YOUR OBJECTIVE: Drop the pictures from the entries below, then reproduce the rest exactly.
-- Begin PROVIDED RECORDS --
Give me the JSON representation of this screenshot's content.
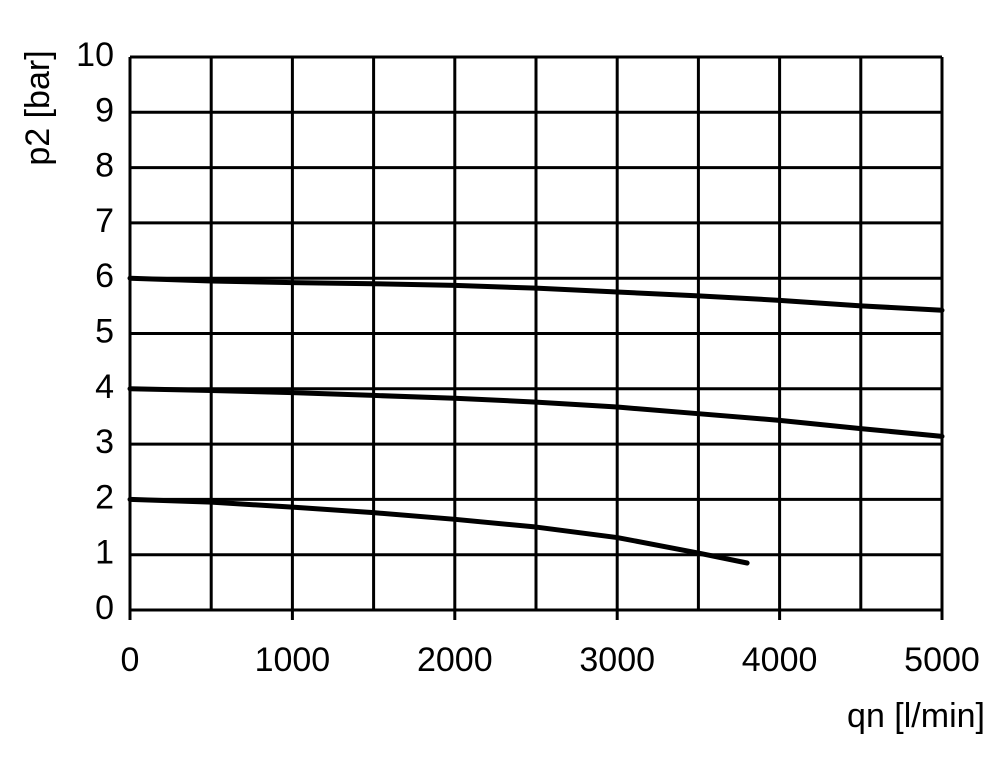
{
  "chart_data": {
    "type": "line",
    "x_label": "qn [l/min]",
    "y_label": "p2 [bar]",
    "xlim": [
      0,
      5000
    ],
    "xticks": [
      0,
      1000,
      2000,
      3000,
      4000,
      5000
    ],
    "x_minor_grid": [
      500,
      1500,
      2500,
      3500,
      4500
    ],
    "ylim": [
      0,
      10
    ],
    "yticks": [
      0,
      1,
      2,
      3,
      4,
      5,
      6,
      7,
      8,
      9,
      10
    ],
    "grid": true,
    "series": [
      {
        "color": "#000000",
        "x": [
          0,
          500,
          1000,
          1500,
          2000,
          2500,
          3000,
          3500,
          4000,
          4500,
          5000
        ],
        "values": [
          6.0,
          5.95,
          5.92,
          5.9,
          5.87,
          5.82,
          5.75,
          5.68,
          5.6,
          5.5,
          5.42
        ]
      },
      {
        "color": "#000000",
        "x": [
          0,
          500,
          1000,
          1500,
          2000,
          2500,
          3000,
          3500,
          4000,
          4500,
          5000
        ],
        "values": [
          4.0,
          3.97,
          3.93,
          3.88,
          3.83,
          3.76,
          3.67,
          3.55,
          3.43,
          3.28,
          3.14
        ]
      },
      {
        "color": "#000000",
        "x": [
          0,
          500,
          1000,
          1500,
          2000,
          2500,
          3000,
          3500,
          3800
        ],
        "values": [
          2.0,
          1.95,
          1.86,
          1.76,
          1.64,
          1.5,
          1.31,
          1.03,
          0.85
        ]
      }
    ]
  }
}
-- End PROVIDED RECORDS --
ANSWER TO THIS PROBLEM:
Give me the JSON representation of this screenshot's content.
{
  "chart_data": {
    "type": "line",
    "x_label": "qn [l/min]",
    "y_label": "p2 [bar]",
    "xlim": [
      0,
      5000
    ],
    "xticks": [
      0,
      1000,
      2000,
      3000,
      4000,
      5000
    ],
    "x_minor_grid": [
      500,
      1500,
      2500,
      3500,
      4500
    ],
    "ylim": [
      0,
      10
    ],
    "yticks": [
      0,
      1,
      2,
      3,
      4,
      5,
      6,
      7,
      8,
      9,
      10
    ],
    "grid": true,
    "series": [
      {
        "color": "#000000",
        "x": [
          0,
          500,
          1000,
          1500,
          2000,
          2500,
          3000,
          3500,
          4000,
          4500,
          5000
        ],
        "values": [
          6.0,
          5.95,
          5.92,
          5.9,
          5.87,
          5.82,
          5.75,
          5.68,
          5.6,
          5.5,
          5.42
        ]
      },
      {
        "color": "#000000",
        "x": [
          0,
          500,
          1000,
          1500,
          2000,
          2500,
          3000,
          3500,
          4000,
          4500,
          5000
        ],
        "values": [
          4.0,
          3.97,
          3.93,
          3.88,
          3.83,
          3.76,
          3.67,
          3.55,
          3.43,
          3.28,
          3.14
        ]
      },
      {
        "color": "#000000",
        "x": [
          0,
          500,
          1000,
          1500,
          2000,
          2500,
          3000,
          3500,
          3800
        ],
        "values": [
          2.0,
          1.95,
          1.86,
          1.76,
          1.64,
          1.5,
          1.31,
          1.03,
          0.85
        ]
      }
    ]
  }
}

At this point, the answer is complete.